» **SET PROBLEM**: Each line containing the word "highlight" must be reported.
★ ★ ★
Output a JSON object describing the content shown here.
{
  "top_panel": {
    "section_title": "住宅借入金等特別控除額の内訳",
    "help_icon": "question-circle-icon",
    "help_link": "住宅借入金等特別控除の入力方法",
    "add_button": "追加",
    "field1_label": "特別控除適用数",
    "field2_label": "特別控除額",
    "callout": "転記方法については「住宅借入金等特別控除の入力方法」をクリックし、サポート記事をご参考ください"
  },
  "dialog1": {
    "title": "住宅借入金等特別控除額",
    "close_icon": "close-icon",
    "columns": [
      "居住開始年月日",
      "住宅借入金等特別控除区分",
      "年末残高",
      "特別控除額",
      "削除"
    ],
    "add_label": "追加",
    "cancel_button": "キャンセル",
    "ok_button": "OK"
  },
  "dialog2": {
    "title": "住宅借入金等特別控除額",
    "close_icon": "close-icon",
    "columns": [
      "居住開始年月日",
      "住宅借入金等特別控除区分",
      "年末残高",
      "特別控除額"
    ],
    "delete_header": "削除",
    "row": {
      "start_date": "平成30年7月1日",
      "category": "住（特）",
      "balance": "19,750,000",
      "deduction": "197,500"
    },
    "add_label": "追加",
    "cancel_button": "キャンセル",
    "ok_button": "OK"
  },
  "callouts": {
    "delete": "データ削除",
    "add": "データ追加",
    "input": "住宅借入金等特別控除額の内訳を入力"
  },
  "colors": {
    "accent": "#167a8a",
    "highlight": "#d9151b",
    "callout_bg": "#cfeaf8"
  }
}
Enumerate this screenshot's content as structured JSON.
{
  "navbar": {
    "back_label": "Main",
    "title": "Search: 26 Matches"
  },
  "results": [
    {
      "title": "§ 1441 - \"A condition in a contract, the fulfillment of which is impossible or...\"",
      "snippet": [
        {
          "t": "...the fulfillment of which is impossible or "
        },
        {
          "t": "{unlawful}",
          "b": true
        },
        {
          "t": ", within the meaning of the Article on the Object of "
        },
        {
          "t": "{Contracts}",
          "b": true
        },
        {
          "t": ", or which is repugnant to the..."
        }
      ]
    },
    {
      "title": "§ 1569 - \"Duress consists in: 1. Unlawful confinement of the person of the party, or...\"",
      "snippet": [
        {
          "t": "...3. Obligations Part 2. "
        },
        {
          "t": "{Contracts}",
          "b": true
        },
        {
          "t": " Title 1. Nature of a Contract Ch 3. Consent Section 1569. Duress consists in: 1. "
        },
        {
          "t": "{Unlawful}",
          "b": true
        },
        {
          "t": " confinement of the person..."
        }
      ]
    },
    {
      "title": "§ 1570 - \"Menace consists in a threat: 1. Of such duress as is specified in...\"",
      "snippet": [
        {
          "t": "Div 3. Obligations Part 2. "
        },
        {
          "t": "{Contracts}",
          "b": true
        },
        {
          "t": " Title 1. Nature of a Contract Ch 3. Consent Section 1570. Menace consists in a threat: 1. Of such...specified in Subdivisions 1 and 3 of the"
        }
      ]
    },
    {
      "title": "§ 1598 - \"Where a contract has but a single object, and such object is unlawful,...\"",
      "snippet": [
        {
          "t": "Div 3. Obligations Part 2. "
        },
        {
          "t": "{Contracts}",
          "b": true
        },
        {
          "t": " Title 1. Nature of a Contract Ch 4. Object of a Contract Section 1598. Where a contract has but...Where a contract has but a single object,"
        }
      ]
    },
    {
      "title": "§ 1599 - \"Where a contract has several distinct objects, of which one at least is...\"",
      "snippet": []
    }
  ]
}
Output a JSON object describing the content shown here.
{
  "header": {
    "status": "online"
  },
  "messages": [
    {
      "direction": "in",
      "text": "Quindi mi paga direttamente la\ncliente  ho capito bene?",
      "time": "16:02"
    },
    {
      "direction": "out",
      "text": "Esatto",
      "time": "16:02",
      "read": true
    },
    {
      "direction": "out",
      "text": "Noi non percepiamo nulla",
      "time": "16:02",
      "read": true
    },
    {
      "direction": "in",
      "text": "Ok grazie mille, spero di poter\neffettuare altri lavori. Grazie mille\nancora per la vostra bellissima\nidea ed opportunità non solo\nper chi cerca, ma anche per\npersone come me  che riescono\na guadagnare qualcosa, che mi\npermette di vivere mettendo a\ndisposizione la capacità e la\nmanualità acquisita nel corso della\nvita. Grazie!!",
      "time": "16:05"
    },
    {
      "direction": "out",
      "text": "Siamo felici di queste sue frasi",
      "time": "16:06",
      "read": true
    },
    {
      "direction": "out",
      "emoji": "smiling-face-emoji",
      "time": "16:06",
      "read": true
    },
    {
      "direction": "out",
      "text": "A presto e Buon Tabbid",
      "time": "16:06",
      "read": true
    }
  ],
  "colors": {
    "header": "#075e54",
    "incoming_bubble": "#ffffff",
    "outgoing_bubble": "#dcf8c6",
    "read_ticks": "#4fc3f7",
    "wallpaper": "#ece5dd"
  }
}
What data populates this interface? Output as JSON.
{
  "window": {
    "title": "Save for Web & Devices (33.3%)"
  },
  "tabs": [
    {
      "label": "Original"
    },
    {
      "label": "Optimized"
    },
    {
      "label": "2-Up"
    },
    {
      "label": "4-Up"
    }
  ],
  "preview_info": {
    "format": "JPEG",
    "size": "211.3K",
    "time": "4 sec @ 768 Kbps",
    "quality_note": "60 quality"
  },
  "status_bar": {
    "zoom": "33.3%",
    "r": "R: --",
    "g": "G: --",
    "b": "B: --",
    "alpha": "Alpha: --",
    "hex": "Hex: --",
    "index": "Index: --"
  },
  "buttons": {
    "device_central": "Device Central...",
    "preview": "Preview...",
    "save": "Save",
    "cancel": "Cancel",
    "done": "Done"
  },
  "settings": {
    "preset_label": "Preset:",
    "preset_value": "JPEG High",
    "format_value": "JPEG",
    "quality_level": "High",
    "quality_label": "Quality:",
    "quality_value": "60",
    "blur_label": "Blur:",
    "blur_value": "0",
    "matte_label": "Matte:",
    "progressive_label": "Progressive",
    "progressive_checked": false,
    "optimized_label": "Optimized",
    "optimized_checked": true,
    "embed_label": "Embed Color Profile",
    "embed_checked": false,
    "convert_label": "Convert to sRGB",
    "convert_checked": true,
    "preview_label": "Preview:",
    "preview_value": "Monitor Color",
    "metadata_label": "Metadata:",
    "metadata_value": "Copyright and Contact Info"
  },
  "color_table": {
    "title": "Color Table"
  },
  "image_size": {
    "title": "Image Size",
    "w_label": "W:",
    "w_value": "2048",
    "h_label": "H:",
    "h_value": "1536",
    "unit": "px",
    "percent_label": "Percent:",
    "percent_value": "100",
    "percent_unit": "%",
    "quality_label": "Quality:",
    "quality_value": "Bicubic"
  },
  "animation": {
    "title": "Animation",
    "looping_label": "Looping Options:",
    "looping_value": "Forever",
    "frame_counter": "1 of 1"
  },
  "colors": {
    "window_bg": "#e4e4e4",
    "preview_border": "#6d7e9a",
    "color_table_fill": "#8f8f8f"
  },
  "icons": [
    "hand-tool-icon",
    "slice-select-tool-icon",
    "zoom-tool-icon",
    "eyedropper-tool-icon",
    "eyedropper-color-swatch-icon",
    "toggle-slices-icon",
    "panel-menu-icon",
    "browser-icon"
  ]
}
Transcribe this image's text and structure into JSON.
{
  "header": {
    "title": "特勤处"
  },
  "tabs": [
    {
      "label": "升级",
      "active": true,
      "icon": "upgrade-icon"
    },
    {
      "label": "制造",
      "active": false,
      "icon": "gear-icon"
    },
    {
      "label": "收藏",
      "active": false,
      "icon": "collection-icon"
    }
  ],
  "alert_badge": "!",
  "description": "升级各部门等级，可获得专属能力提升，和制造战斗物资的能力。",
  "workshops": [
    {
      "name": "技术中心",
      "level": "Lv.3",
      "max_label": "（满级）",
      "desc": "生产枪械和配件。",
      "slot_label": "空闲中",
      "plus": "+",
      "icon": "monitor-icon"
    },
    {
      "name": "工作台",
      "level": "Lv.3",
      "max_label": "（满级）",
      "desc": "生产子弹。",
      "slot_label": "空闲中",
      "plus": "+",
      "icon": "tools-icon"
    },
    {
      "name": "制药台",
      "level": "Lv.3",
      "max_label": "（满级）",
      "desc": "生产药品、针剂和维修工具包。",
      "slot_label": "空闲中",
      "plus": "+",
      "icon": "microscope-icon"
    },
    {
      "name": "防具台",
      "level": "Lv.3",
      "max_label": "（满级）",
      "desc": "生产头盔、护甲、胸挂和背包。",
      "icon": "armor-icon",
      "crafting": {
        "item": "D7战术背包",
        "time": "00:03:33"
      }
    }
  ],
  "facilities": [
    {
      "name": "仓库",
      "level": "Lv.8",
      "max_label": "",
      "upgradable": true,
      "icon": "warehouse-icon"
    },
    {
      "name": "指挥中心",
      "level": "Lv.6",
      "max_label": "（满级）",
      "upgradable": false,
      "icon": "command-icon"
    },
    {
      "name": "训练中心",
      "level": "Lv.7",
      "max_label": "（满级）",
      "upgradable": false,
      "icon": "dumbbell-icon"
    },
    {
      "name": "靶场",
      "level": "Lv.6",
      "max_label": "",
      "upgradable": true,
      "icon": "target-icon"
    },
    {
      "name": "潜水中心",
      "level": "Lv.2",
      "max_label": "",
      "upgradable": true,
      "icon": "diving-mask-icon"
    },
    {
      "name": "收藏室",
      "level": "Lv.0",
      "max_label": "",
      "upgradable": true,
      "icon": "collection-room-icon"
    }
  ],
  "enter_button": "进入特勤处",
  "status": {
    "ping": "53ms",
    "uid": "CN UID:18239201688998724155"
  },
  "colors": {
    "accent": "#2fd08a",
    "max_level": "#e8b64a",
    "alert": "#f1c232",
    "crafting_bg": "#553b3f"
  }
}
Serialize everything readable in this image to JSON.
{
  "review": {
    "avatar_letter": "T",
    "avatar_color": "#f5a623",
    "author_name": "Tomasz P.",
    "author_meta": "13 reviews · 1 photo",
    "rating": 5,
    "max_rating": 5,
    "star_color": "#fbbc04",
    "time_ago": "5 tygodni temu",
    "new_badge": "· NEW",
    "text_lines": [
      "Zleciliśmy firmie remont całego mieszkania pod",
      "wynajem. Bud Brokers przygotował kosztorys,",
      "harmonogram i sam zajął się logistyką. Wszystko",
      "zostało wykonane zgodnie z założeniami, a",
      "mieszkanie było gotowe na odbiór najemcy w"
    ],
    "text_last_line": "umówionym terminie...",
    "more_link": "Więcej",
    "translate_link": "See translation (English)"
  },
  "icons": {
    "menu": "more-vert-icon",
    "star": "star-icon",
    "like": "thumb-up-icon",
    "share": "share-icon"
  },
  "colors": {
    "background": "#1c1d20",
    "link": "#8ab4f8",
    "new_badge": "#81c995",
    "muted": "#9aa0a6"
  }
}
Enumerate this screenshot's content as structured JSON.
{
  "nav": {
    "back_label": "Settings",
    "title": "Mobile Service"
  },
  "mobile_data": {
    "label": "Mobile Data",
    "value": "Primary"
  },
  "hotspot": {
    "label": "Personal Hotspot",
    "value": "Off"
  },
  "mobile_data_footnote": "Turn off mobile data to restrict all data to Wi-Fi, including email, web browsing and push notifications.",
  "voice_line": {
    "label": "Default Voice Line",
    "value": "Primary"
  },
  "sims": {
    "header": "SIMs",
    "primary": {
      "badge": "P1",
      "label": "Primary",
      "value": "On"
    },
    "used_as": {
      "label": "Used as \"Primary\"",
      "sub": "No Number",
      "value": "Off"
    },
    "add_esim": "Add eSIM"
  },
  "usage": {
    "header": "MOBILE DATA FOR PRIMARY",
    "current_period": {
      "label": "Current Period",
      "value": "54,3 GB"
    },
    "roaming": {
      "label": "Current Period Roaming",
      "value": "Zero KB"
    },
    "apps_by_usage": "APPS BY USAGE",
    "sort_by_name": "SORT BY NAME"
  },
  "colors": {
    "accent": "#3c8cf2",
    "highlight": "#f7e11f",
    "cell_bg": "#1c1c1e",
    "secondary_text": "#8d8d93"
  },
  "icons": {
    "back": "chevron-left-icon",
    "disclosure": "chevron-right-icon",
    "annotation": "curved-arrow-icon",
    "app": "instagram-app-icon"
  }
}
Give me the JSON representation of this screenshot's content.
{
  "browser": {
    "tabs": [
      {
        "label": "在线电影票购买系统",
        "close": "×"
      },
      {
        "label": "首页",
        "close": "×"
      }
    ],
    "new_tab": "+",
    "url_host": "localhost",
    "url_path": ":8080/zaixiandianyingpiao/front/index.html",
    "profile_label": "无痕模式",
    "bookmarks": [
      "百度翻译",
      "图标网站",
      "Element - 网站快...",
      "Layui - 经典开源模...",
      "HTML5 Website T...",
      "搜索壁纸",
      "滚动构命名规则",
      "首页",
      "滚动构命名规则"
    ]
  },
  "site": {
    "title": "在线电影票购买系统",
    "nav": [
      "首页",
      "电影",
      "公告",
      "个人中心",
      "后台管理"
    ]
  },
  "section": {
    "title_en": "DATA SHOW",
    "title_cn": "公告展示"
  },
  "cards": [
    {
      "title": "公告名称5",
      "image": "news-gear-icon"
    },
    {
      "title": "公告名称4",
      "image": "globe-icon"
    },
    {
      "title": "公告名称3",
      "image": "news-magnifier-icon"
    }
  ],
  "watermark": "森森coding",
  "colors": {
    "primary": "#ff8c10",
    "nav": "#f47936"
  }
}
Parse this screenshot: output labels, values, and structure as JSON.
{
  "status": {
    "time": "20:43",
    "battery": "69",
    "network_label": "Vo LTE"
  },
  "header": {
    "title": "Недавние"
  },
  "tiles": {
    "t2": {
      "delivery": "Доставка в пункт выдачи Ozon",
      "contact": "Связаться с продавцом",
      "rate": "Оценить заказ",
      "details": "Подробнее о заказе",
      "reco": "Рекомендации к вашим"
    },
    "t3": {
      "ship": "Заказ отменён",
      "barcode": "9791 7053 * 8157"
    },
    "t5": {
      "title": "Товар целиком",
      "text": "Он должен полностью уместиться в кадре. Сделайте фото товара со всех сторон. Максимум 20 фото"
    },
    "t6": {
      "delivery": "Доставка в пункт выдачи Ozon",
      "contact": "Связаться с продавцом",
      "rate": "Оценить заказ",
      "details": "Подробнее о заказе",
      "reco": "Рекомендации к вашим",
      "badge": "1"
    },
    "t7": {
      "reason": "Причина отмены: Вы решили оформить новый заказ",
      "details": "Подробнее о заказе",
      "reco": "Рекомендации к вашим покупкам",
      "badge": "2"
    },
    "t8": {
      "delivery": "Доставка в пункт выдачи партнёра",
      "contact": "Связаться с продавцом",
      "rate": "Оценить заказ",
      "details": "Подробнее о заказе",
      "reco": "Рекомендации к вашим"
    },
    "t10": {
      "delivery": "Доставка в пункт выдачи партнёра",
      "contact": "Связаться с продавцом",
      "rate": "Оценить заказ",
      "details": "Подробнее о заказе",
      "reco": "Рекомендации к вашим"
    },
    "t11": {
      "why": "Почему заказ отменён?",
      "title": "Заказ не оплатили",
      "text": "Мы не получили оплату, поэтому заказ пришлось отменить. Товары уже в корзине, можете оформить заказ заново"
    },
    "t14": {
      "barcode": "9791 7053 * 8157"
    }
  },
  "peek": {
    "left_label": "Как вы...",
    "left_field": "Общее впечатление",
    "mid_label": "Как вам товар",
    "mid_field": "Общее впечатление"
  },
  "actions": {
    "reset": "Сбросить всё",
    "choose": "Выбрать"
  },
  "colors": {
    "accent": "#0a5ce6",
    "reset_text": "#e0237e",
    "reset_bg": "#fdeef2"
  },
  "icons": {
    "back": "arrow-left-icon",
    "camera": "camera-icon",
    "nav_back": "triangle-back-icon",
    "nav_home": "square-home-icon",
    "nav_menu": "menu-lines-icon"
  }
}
★ ★ ★
» **RESULT BELOW**:
    "highlight": "#d9151b",
    "highlight": "#f7e11f",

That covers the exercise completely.